◆ Exercise brief
Report how many lines hold the string "screenshot". Give the number and nothing else.

Stored entries:
====

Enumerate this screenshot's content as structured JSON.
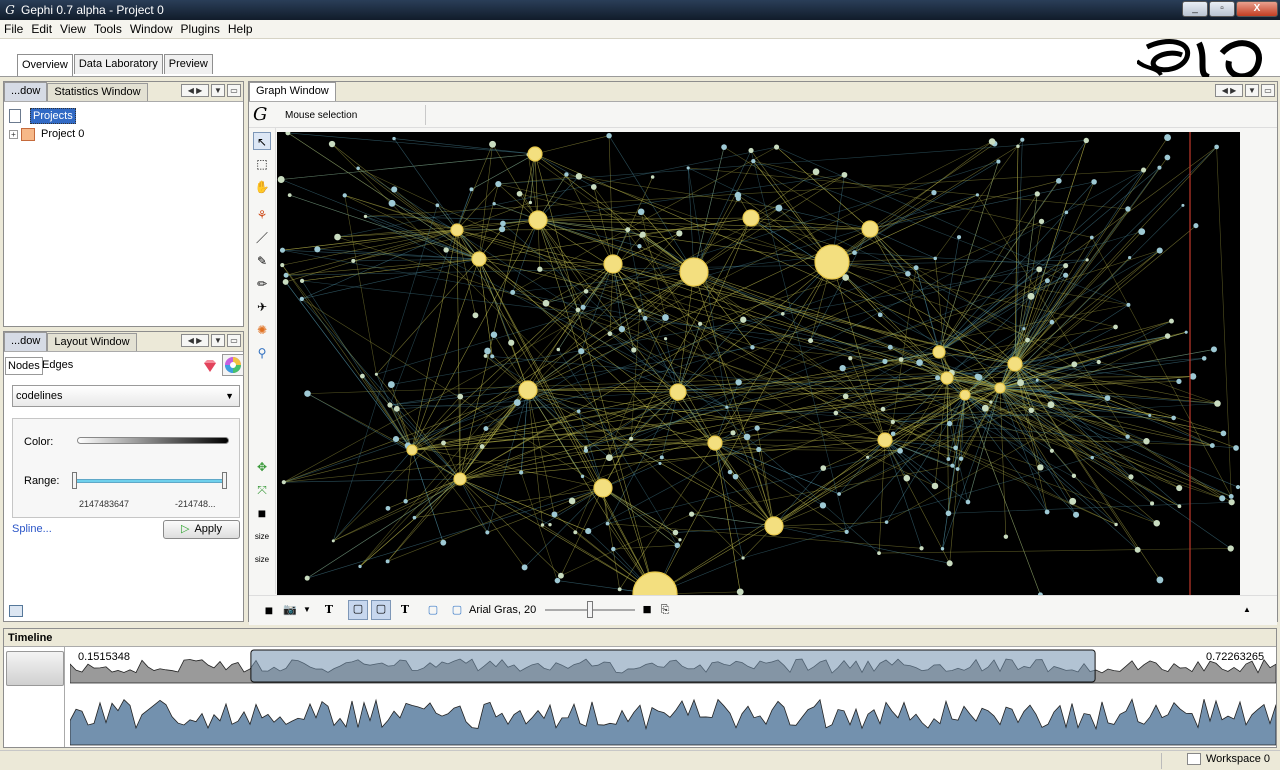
{
  "window": {
    "title": "Gephi 0.7 alpha - Project 0",
    "min": "_",
    "max": "▫",
    "close": "X"
  },
  "menu": [
    "File",
    "Edit",
    "View",
    "Tools",
    "Window",
    "Plugins",
    "Help"
  ],
  "perspectives": {
    "tabs": [
      "Overview",
      "Data Laboratory",
      "Preview"
    ],
    "active": "Overview"
  },
  "projects_panel": {
    "tabs": [
      "...dow",
      "Statistics Window"
    ],
    "root_label": "Projects",
    "expander": "+",
    "items": [
      "Project 0"
    ]
  },
  "ranking_panel": {
    "tabs": [
      "...dow",
      "Layout Window"
    ],
    "subtabs": [
      "Nodes",
      "Edges"
    ],
    "selected_attribute": "codelines",
    "color_label": "Color:",
    "range_label": "Range:",
    "range_min": "2147483647",
    "range_max": "-214748...",
    "range_low": 0.0,
    "range_high": 1.0,
    "spline_label": "Spline...",
    "apply_label": "Apply"
  },
  "graph_window": {
    "tab": "Graph Window",
    "mode_label": "Mouse selection",
    "size_label_1": "size",
    "size_label_2": "size",
    "font_label": "Arial Gras, 20",
    "font_size_level": 0.5
  },
  "timeline": {
    "title": "Timeline",
    "min_label": "0.1515348",
    "max_label": "0.72263265",
    "selection_start": 0.15,
    "selection_end": 0.85
  },
  "status": {
    "workspace": "Workspace 0"
  },
  "colors": {
    "node_fill": "#f3df7f",
    "node_stroke": "#e8c84a",
    "edge_yellow": "#b8b54a",
    "edge_blue": "#4e8ea2",
    "timeline_fill": "#7391ae",
    "timeline_grey": "#9a9a9a",
    "selection_blue": "#316ac5"
  }
}
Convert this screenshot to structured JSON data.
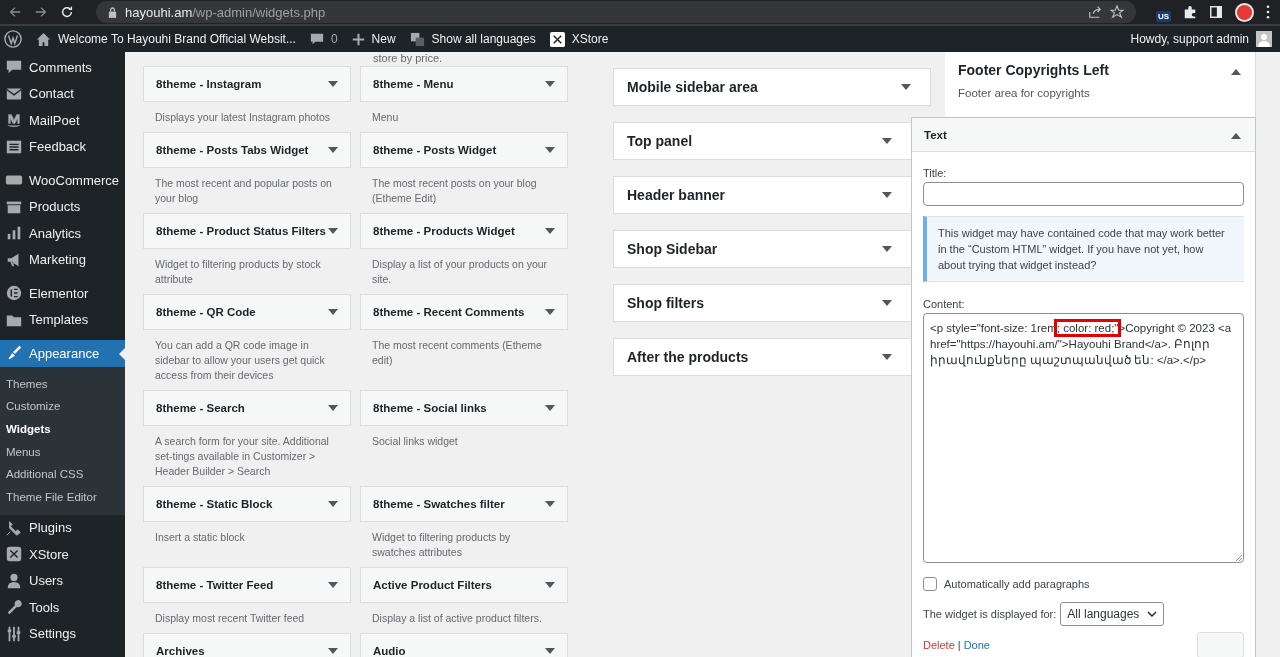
{
  "browser": {
    "url_host": "hayouhi.am",
    "url_path": "/wp-admin/widgets.php",
    "extension_badge": "US"
  },
  "admin_bar": {
    "site_title": "Welcome To Hayouhi Brand Official Websit...",
    "comments_count": "0",
    "new_label": "New",
    "languages_label": "Show all languages",
    "theme_label": "XStore",
    "greeting": "Howdy, support admin"
  },
  "sidebar": {
    "groups": [
      {
        "items": [
          {
            "label": "Comments",
            "selected": false
          },
          {
            "label": "Contact",
            "selected": false
          },
          {
            "label": "MailPoet",
            "selected": false
          },
          {
            "label": "Feedback",
            "selected": false
          }
        ]
      },
      {
        "items": [
          {
            "label": "WooCommerce",
            "selected": false
          },
          {
            "label": "Products",
            "selected": false
          },
          {
            "label": "Analytics",
            "selected": false
          },
          {
            "label": "Marketing",
            "selected": false
          }
        ]
      },
      {
        "items": [
          {
            "label": "Elementor",
            "selected": false
          },
          {
            "label": "Templates",
            "selected": false
          }
        ]
      },
      {
        "items": [
          {
            "label": "Appearance",
            "selected": true,
            "children": [
              {
                "label": "Themes",
                "selected": false
              },
              {
                "label": "Customize",
                "selected": false
              },
              {
                "label": "Widgets",
                "selected": true
              },
              {
                "label": "Menus",
                "selected": false
              },
              {
                "label": "Additional CSS",
                "selected": false
              },
              {
                "label": "Theme File Editor",
                "selected": false
              }
            ]
          },
          {
            "label": "Plugins",
            "selected": false
          },
          {
            "label": "XStore",
            "selected": false
          },
          {
            "label": "Users",
            "selected": false
          },
          {
            "label": "Tools",
            "selected": false
          },
          {
            "label": "Settings",
            "selected": false
          }
        ]
      }
    ]
  },
  "available_widgets": {
    "cut_text": "store by price.",
    "items": [
      {
        "title": "8theme - Instagram",
        "description": "Displays your latest Instagram photos"
      },
      {
        "title": "8theme - Menu",
        "description": "Menu"
      },
      {
        "title": "8theme - Posts Tabs Widget",
        "description": "The most recent and popular posts on your blog"
      },
      {
        "title": "8theme - Posts Widget",
        "description": "The most recent posts on your blog (Etheme Edit)"
      },
      {
        "title": "8theme - Product Status Filters",
        "description": "Widget to filtering products by stock attribute"
      },
      {
        "title": "8theme - Products Widget",
        "description": "Display a list of your products on your site."
      },
      {
        "title": "8theme - QR Code",
        "description": "You can add a QR code image in sidebar to allow your users get quick access from their devices"
      },
      {
        "title": "8theme - Recent Comments",
        "description": "The most recent comments (Etheme edit)"
      },
      {
        "title": "8theme - Search",
        "description": "A search form for your site. Additional set-tings available in Customizer > Header Builder > Search"
      },
      {
        "title": "8theme - Social links",
        "description": "Social links widget"
      },
      {
        "title": "8theme - Static Block",
        "description": "Insert a static block"
      },
      {
        "title": "8theme - Swatches filter",
        "description": "Widget to filtering products by swatches attributes"
      },
      {
        "title": "8theme - Twitter Feed",
        "description": "Display most recent Twitter feed"
      },
      {
        "title": "Active Product Filters",
        "description": "Display a list of active product filters."
      },
      {
        "title": "Archives"
      },
      {
        "title": "Audio"
      }
    ]
  },
  "widget_areas": [
    {
      "title": "Mobile sidebar area",
      "expanded": false
    },
    {
      "title": "Top panel",
      "expanded": false
    },
    {
      "title": "Header banner",
      "expanded": false
    },
    {
      "title": "Shop Sidebar",
      "expanded": false
    },
    {
      "title": "Shop filters",
      "expanded": false
    },
    {
      "title": "After the products",
      "expanded": false
    }
  ],
  "footer_area": {
    "title": "Footer Copyrights Left",
    "description": "Footer area for copyrights",
    "expanded": true
  },
  "text_widget": {
    "title": "Text",
    "expanded": true,
    "title_label": "Title:",
    "notice": "This widget may have contained code that may work better in the “Custom HTML” widget. If you have not yet, how about trying that widget instead?",
    "content_label": "Content:",
    "content_parts": [
      {
        "text": "<p style=\"font-size: 1rem",
        "highlighted": false
      },
      {
        "text": "; color: red;\"",
        "highlighted": true
      },
      {
        "text": ">Copyright © 2023 <a href=\"https://hayouhi.am/\">Hayouhi Brand</a>. Բոլոր իրավունքները պաշտպանված են: </a>.</p>",
        "highlighted": false
      }
    ],
    "auto_paragraphs": {
      "label": "Automatically add paragraphs",
      "checked": false
    },
    "display_label": "The widget is displayed for:",
    "display_value": "All languages",
    "delete_label": "Delete",
    "action_separator": "|",
    "done_label": "Done"
  }
}
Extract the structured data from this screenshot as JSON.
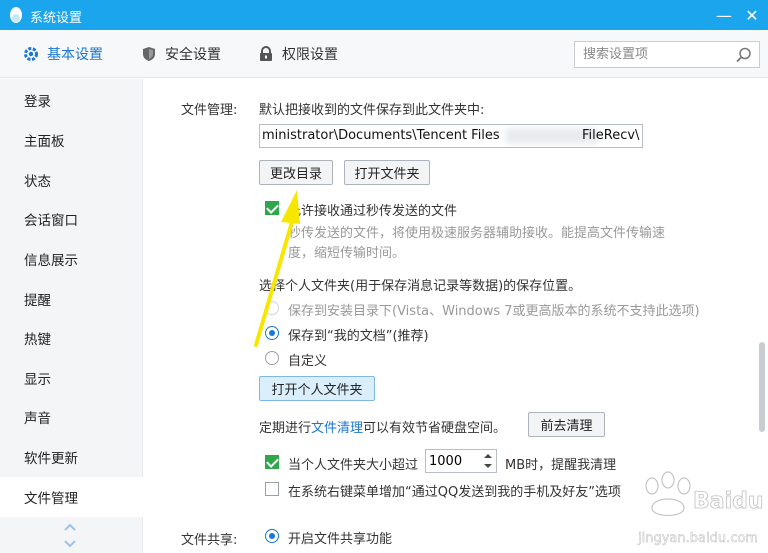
{
  "window": {
    "title": "系统设置",
    "logo_icon": "penguin-icon",
    "minimize_glyph": "—",
    "close_glyph": "✕"
  },
  "tabs": [
    {
      "label": "基本设置",
      "icon": "gear-icon",
      "active": true
    },
    {
      "label": "安全设置",
      "icon": "shield-icon",
      "active": false
    },
    {
      "label": "权限设置",
      "icon": "lock-icon",
      "active": false
    }
  ],
  "search": {
    "placeholder": "搜索设置项",
    "icon": "search-icon"
  },
  "sidebar": {
    "items": [
      {
        "label": "登录"
      },
      {
        "label": "主面板"
      },
      {
        "label": "状态"
      },
      {
        "label": "会话窗口"
      },
      {
        "label": "信息展示"
      },
      {
        "label": "提醒"
      },
      {
        "label": "热键"
      },
      {
        "label": "显示"
      },
      {
        "label": "声音"
      },
      {
        "label": "软件更新"
      },
      {
        "label": "文件管理",
        "active": true
      }
    ]
  },
  "file_mgmt": {
    "section_label": "文件管理:",
    "desc": "默认把接收到的文件保存到此文件夹中:",
    "path_value": "ministrator\\Documents\\Tencent Files",
    "path_tail": "FileRecv\\",
    "change_dir_button": "更改目录",
    "open_folder_button": "打开文件夹",
    "allow_receive_label": "允许接收通过秒传发送的文件",
    "allow_receive_desc_line1": "秒传发送的文件，将使用极速服务器辅助接收。能提高文件传输速",
    "allow_receive_desc_line2": "度，缩短传输时间。",
    "personal_folder_heading": "选择个人文件夹(用于保存消息记录等数据)的保存位置。",
    "radio_install_dir": "保存到安装目录下(Vista、Windows 7或更高版本的系统不支持此选项)",
    "radio_my_docs": "保存到“我的文档”(推荐)",
    "radio_custom": "自定义",
    "open_personal_folder_button": "打开个人文件夹",
    "cleanup_text_before": "定期进行",
    "cleanup_link": "文件清理",
    "cleanup_text_after": "可以有效节省硬盘空间。",
    "go_cleanup_button": "前去清理",
    "size_remind_label_before": "当个人文件夹大小超过",
    "size_value": "1000",
    "size_remind_label_after": "MB时，提醒我清理",
    "context_menu_label": "在系统右键菜单增加“通过QQ发送到我的手机及好友”选项"
  },
  "file_share": {
    "section_label": "文件共享:",
    "enable_label": "开启文件共享功能"
  },
  "watermark": {
    "line1": "Baidu 经验",
    "line2": "jingyan.baidu.com"
  },
  "colors": {
    "accent": "#1aa5ec",
    "link": "#1a77d2",
    "check": "#2ea84a",
    "annotation_arrow": "#f7e600"
  }
}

====

◆ Solution for this exercise
3